STORED DATA section start
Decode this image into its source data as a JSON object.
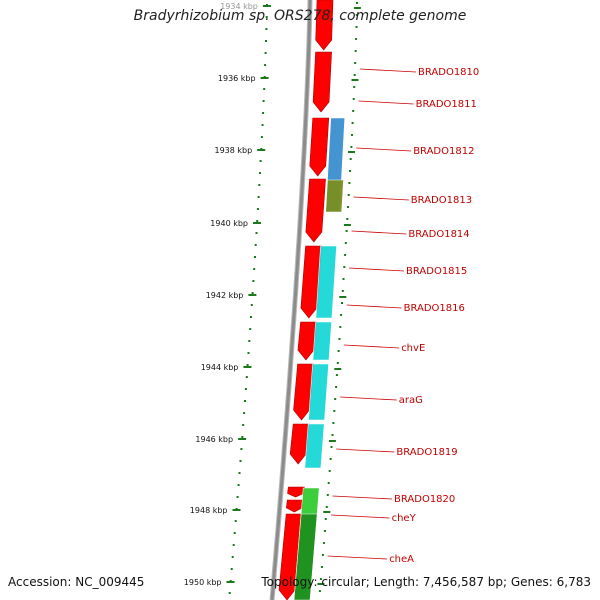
{
  "title": "Bradyrhizobium sp. ORS278, complete genome",
  "footer": {
    "accession": "Accession: NC_009445",
    "summary": "Topology: circular; Length: 7,456,587 bp; Genes: 6,783"
  },
  "colors": {
    "backbone": "#8c8c8c",
    "tick": "#1a7a1a",
    "forward_gene": "#ff0000",
    "reverse_gene": "#1ad7d7",
    "label_line": "#cc0000"
  },
  "scale": {
    "unit": "kbp",
    "labels": [
      "1934 kbp",
      "1936 kbp",
      "1938 kbp",
      "1940 kbp",
      "1942 kbp",
      "1944 kbp",
      "1946 kbp",
      "1948 kbp",
      "1950 kbp"
    ]
  },
  "genes": [
    {
      "name": "BRADO1810"
    },
    {
      "name": "BRADO1811"
    },
    {
      "name": "BRADO1812"
    },
    {
      "name": "BRADO1813"
    },
    {
      "name": "BRADO1814"
    },
    {
      "name": "BRADO1815"
    },
    {
      "name": "BRADO1816"
    },
    {
      "name": "chvE"
    },
    {
      "name": "araG"
    },
    {
      "name": "BRADO1819"
    },
    {
      "name": "BRADO1820"
    },
    {
      "name": "cheY"
    },
    {
      "name": "cheA"
    }
  ]
}
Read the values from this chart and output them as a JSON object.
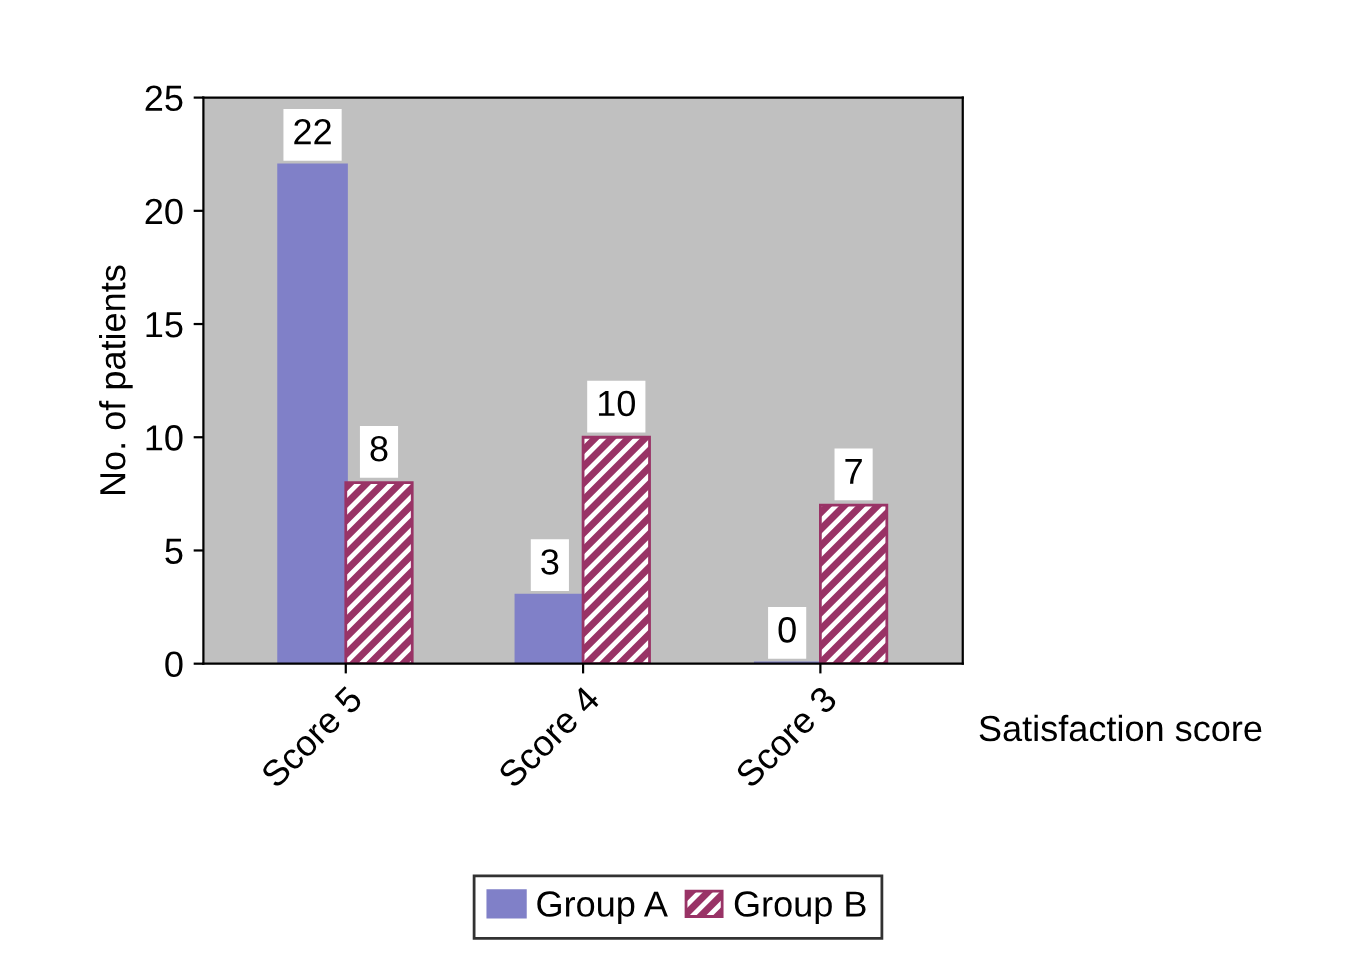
{
  "chart_data": {
    "type": "bar",
    "xlabel": "Satisfaction score",
    "ylabel": "No. of patients",
    "categories": [
      "Score 5",
      "Score 4",
      "Score 3"
    ],
    "series": [
      {
        "name": "Group A",
        "color": "#8080c8",
        "values": [
          22,
          3,
          0
        ]
      },
      {
        "name": "Group B",
        "color": "#993366",
        "values": [
          8,
          10,
          7
        ]
      }
    ],
    "ylim": [
      0,
      25
    ],
    "yticks": [
      0,
      5,
      10,
      15,
      20,
      25
    ],
    "grid": false,
    "legend": "bottom",
    "data_labels": true
  }
}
STORED DATA section end
> _TO DO_
Pictures are to be omitted. The lines from the line holding "Read the values" through the closing line of the data above are to be set down exactly, and nothing more.

> _FINAL ANSWER_
Read the values from this chart and output them as a JSON object.
{
  "chart_data": {
    "type": "bar",
    "xlabel": "Satisfaction score",
    "ylabel": "No. of patients",
    "categories": [
      "Score 5",
      "Score 4",
      "Score 3"
    ],
    "series": [
      {
        "name": "Group A",
        "color": "#8080c8",
        "values": [
          22,
          3,
          0
        ]
      },
      {
        "name": "Group B",
        "color": "#993366",
        "values": [
          8,
          10,
          7
        ]
      }
    ],
    "ylim": [
      0,
      25
    ],
    "yticks": [
      0,
      5,
      10,
      15,
      20,
      25
    ],
    "grid": false,
    "legend": "bottom",
    "data_labels": true
  }
}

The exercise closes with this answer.